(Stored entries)

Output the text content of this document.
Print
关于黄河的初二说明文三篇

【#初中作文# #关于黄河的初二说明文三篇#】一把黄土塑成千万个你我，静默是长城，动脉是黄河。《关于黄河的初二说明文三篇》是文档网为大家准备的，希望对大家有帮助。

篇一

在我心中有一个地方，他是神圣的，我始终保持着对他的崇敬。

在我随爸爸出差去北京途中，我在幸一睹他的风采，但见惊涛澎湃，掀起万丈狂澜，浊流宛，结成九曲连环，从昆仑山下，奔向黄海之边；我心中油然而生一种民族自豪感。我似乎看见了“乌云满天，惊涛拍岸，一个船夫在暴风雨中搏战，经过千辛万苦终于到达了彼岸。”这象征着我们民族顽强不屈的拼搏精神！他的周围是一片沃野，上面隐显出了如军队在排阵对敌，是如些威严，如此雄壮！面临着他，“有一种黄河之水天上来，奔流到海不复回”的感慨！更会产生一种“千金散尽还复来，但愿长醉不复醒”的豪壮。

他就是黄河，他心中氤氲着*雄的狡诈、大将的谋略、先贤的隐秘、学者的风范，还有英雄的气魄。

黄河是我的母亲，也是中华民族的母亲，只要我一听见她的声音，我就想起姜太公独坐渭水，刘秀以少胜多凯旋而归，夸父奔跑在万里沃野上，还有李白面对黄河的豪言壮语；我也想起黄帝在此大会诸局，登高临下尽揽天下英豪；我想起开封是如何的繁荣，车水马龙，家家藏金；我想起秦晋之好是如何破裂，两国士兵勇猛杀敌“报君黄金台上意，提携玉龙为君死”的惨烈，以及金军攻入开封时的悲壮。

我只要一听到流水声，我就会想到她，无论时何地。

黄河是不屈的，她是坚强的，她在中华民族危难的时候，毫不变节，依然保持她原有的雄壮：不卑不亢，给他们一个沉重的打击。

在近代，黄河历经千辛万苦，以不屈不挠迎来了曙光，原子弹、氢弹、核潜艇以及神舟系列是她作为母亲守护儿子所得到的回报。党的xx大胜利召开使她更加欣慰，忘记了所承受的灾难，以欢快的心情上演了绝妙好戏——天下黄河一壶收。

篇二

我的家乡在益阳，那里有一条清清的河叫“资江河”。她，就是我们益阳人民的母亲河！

# Instruction:
For the listing above, give the number of lines in which the string "关于黄河的初二说明文三篇" occurs, and nothing else.

# Task solution:
2